WHAT TO PRODUCE =>
Write the records below out again. Match them exactly.

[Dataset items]
====================
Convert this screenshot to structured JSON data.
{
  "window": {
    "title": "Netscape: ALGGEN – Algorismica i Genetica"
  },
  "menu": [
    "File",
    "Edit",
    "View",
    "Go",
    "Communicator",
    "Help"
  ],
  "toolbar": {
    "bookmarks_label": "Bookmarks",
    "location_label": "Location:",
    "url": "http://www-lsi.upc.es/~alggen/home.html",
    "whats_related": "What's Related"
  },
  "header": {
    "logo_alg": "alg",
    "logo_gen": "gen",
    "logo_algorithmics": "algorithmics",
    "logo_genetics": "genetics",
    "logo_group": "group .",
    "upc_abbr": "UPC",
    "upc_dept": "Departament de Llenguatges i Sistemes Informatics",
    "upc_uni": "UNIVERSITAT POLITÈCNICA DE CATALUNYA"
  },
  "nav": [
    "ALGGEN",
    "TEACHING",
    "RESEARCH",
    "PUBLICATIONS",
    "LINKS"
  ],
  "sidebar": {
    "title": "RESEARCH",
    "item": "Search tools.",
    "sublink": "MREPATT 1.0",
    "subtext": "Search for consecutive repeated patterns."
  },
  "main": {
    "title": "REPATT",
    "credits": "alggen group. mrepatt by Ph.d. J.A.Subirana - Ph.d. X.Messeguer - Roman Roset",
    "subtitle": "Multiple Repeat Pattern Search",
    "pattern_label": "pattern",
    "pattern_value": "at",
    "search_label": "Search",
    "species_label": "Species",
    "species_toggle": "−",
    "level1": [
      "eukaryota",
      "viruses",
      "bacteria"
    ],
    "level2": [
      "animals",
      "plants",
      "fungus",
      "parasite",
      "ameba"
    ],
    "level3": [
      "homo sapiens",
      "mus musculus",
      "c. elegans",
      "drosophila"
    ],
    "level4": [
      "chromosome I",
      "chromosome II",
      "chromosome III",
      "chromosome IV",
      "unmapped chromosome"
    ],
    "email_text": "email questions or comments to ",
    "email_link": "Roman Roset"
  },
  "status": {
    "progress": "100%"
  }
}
====================
ANSWER TO THE EXERCISE =>
Convert this screenshot to structured JSON data.
{
  "window": {
    "title": "Netscape: ALGGEN – Algorismica i Genetica"
  },
  "menu": [
    "File",
    "Edit",
    "View",
    "Go",
    "Communicator",
    "Help"
  ],
  "toolbar": {
    "bookmarks_label": "Bookmarks",
    "location_label": "Location:",
    "url": "http://www-lsi.upc.es/~alggen/home.html",
    "whats_related": "What's Related"
  },
  "header": {
    "logo_alg": "alg",
    "logo_gen": "gen",
    "logo_algorithmics": "algorithmics",
    "logo_genetics": "genetics",
    "logo_group": "group .",
    "upc_abbr": "UPC",
    "upc_dept": "Departament de Llenguatges i Sistemes Informatics",
    "upc_uni": "UNIVERSITAT POLITÈCNICA DE CATALUNYA"
  },
  "nav": [
    "ALGGEN",
    "TEACHING",
    "RESEARCH",
    "PUBLICATIONS",
    "LINKS"
  ],
  "sidebar": {
    "title": "RESEARCH",
    "item": "Search tools.",
    "sublink": "MREPATT 1.0",
    "subtext": "Search for consecutive repeated patterns."
  },
  "main": {
    "title": "REPATT",
    "credits": "alggen group. mrepatt by Ph.d. J.A.Subirana - Ph.d. X.Messeguer - Roman Roset",
    "subtitle": "Multiple Repeat Pattern Search",
    "pattern_label": "pattern",
    "pattern_value": "at",
    "search_label": "Search",
    "species_label": "Species",
    "species_toggle": "−",
    "level1": [
      "eukaryota",
      "viruses",
      "bacteria"
    ],
    "level2": [
      "animals",
      "plants",
      "fungus",
      "parasite",
      "ameba"
    ],
    "level3": [
      "homo sapiens",
      "mus musculus",
      "c. elegans",
      "drosophila"
    ],
    "level4": [
      "chromosome I",
      "chromosome II",
      "chromosome III",
      "chromosome IV",
      "unmapped chromosome"
    ],
    "email_text": "email questions or comments to ",
    "email_link": "Roman Roset"
  },
  "status": {
    "progress": "100%"
  }
}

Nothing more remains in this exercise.